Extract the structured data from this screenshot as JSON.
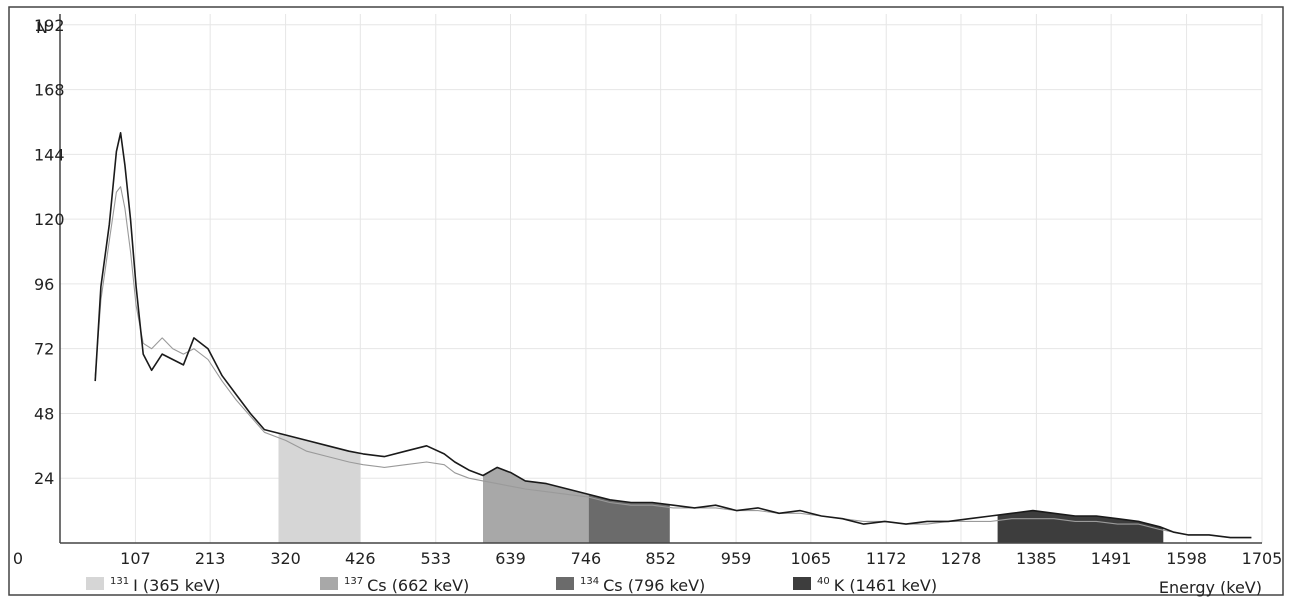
{
  "chart_data": {
    "type": "area",
    "ylabel": "N",
    "xlabel": "Energy (keV)",
    "xlim": [
      0,
      1705
    ],
    "ylim": [
      0,
      196
    ],
    "x_ticks": [
      0,
      107,
      213,
      320,
      426,
      533,
      639,
      746,
      852,
      959,
      1065,
      1172,
      1278,
      1385,
      1491,
      1598,
      1705
    ],
    "y_ticks": [
      24,
      48,
      72,
      96,
      120,
      144,
      168,
      192
    ],
    "grid": true,
    "legend_position": "bottom",
    "colors": {
      "measured": "#1a1a1a",
      "background": "#9a9a9a",
      "i131": "#d6d6d6",
      "cs137": "#a8a8a8",
      "cs134": "#6b6b6b",
      "k40": "#3d3d3d",
      "grid": "#e6e6e6"
    },
    "series": [
      {
        "x": [
          50,
          58,
          70,
          80,
          86,
          92,
          100,
          108,
          118,
          130,
          145,
          160,
          175,
          190,
          210,
          230,
          250,
          270,
          290,
          320,
          350,
          380,
          410,
          430,
          460,
          490,
          520,
          545,
          560,
          580,
          600,
          620,
          640,
          660,
          690,
          720,
          750,
          780,
          810,
          840,
          870,
          900,
          930,
          960,
          990,
          1020,
          1050,
          1080,
          1110,
          1140,
          1170,
          1200,
          1230,
          1260,
          1290,
          1320,
          1350,
          1380,
          1410,
          1440,
          1470,
          1500,
          1530,
          1560,
          1580,
          1600,
          1630,
          1660,
          1690
        ],
        "values": [
          60,
          95,
          118,
          145,
          152,
          140,
          120,
          95,
          70,
          64,
          70,
          68,
          66,
          76,
          72,
          62,
          55,
          48,
          42,
          40,
          38,
          36,
          34,
          33,
          32,
          34,
          36,
          33,
          30,
          27,
          25,
          28,
          26,
          23,
          22,
          20,
          18,
          16,
          15,
          15,
          14,
          13,
          14,
          12,
          13,
          11,
          12,
          10,
          9,
          7,
          8,
          7,
          8,
          8,
          9,
          10,
          11,
          12,
          11,
          10,
          10,
          9,
          8,
          6,
          4,
          3,
          3,
          2,
          2
        ]
      },
      {
        "x": [
          50,
          58,
          70,
          80,
          86,
          92,
          100,
          108,
          118,
          130,
          145,
          160,
          175,
          190,
          210,
          230,
          250,
          270,
          290,
          320,
          350,
          380,
          410,
          430,
          460,
          490,
          520,
          545,
          560,
          580,
          600,
          620,
          640,
          660,
          690,
          720,
          750,
          780,
          810,
          840,
          870,
          900,
          930,
          960,
          990,
          1020,
          1050,
          1080,
          1110,
          1140,
          1170,
          1200,
          1230,
          1260,
          1290,
          1320,
          1350,
          1380,
          1410,
          1440,
          1470,
          1500,
          1530,
          1560,
          1580,
          1600,
          1630,
          1660,
          1690
        ],
        "values": [
          62,
          90,
          112,
          130,
          132,
          124,
          108,
          88,
          74,
          72,
          76,
          72,
          70,
          72,
          68,
          60,
          53,
          47,
          41,
          38,
          34,
          32,
          30,
          29,
          28,
          29,
          30,
          29,
          26,
          24,
          23,
          22,
          21,
          20,
          19,
          18,
          17,
          15,
          14,
          14,
          13,
          13,
          13,
          12,
          12,
          11,
          11,
          10,
          9,
          8,
          8,
          7,
          7,
          8,
          8,
          8,
          9,
          9,
          9,
          8,
          8,
          7,
          7,
          5,
          4,
          3,
          3,
          2,
          2
        ]
      }
    ],
    "regions": [
      {
        "isotope_mass": "131",
        "label": "I (365 keV)",
        "x_start": 310,
        "x_end": 426
      },
      {
        "isotope_mass": "137",
        "label": "Cs (662 keV)",
        "x_start": 600,
        "x_end": 750
      },
      {
        "isotope_mass": "134",
        "label": "Cs (796 keV)",
        "x_start": 750,
        "x_end": 865
      },
      {
        "isotope_mass": "40",
        "label": "K (1461 keV)",
        "x_start": 1330,
        "x_end": 1565
      }
    ]
  }
}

THE PROBLEM. Copy all the data exactly as written, but skip any picture.

EXERCISE RESPONSE.
Extract the structured data from this screenshot as JSON.
{
  "chart_data": {
    "type": "area",
    "ylabel": "N",
    "xlabel": "Energy (keV)",
    "xlim": [
      0,
      1705
    ],
    "ylim": [
      0,
      196
    ],
    "x_ticks": [
      0,
      107,
      213,
      320,
      426,
      533,
      639,
      746,
      852,
      959,
      1065,
      1172,
      1278,
      1385,
      1491,
      1598,
      1705
    ],
    "y_ticks": [
      24,
      48,
      72,
      96,
      120,
      144,
      168,
      192
    ],
    "grid": true,
    "legend_position": "bottom",
    "colors": {
      "measured": "#1a1a1a",
      "background": "#9a9a9a",
      "i131": "#d6d6d6",
      "cs137": "#a8a8a8",
      "cs134": "#6b6b6b",
      "k40": "#3d3d3d",
      "grid": "#e6e6e6"
    },
    "series": [
      {
        "x": [
          50,
          58,
          70,
          80,
          86,
          92,
          100,
          108,
          118,
          130,
          145,
          160,
          175,
          190,
          210,
          230,
          250,
          270,
          290,
          320,
          350,
          380,
          410,
          430,
          460,
          490,
          520,
          545,
          560,
          580,
          600,
          620,
          640,
          660,
          690,
          720,
          750,
          780,
          810,
          840,
          870,
          900,
          930,
          960,
          990,
          1020,
          1050,
          1080,
          1110,
          1140,
          1170,
          1200,
          1230,
          1260,
          1290,
          1320,
          1350,
          1380,
          1410,
          1440,
          1470,
          1500,
          1530,
          1560,
          1580,
          1600,
          1630,
          1660,
          1690
        ],
        "values": [
          60,
          95,
          118,
          145,
          152,
          140,
          120,
          95,
          70,
          64,
          70,
          68,
          66,
          76,
          72,
          62,
          55,
          48,
          42,
          40,
          38,
          36,
          34,
          33,
          32,
          34,
          36,
          33,
          30,
          27,
          25,
          28,
          26,
          23,
          22,
          20,
          18,
          16,
          15,
          15,
          14,
          13,
          14,
          12,
          13,
          11,
          12,
          10,
          9,
          7,
          8,
          7,
          8,
          8,
          9,
          10,
          11,
          12,
          11,
          10,
          10,
          9,
          8,
          6,
          4,
          3,
          3,
          2,
          2
        ]
      },
      {
        "x": [
          50,
          58,
          70,
          80,
          86,
          92,
          100,
          108,
          118,
          130,
          145,
          160,
          175,
          190,
          210,
          230,
          250,
          270,
          290,
          320,
          350,
          380,
          410,
          430,
          460,
          490,
          520,
          545,
          560,
          580,
          600,
          620,
          640,
          660,
          690,
          720,
          750,
          780,
          810,
          840,
          870,
          900,
          930,
          960,
          990,
          1020,
          1050,
          1080,
          1110,
          1140,
          1170,
          1200,
          1230,
          1260,
          1290,
          1320,
          1350,
          1380,
          1410,
          1440,
          1470,
          1500,
          1530,
          1560,
          1580,
          1600,
          1630,
          1660,
          1690
        ],
        "values": [
          62,
          90,
          112,
          130,
          132,
          124,
          108,
          88,
          74,
          72,
          76,
          72,
          70,
          72,
          68,
          60,
          53,
          47,
          41,
          38,
          34,
          32,
          30,
          29,
          28,
          29,
          30,
          29,
          26,
          24,
          23,
          22,
          21,
          20,
          19,
          18,
          17,
          15,
          14,
          14,
          13,
          13,
          13,
          12,
          12,
          11,
          11,
          10,
          9,
          8,
          8,
          7,
          7,
          8,
          8,
          8,
          9,
          9,
          9,
          8,
          8,
          7,
          7,
          5,
          4,
          3,
          3,
          2,
          2
        ]
      }
    ],
    "regions": [
      {
        "isotope_mass": "131",
        "label": "I (365 keV)",
        "x_start": 310,
        "x_end": 426
      },
      {
        "isotope_mass": "137",
        "label": "Cs (662 keV)",
        "x_start": 600,
        "x_end": 750
      },
      {
        "isotope_mass": "134",
        "label": "Cs (796 keV)",
        "x_start": 750,
        "x_end": 865
      },
      {
        "isotope_mass": "40",
        "label": "K (1461 keV)",
        "x_start": 1330,
        "x_end": 1565
      }
    ]
  }
}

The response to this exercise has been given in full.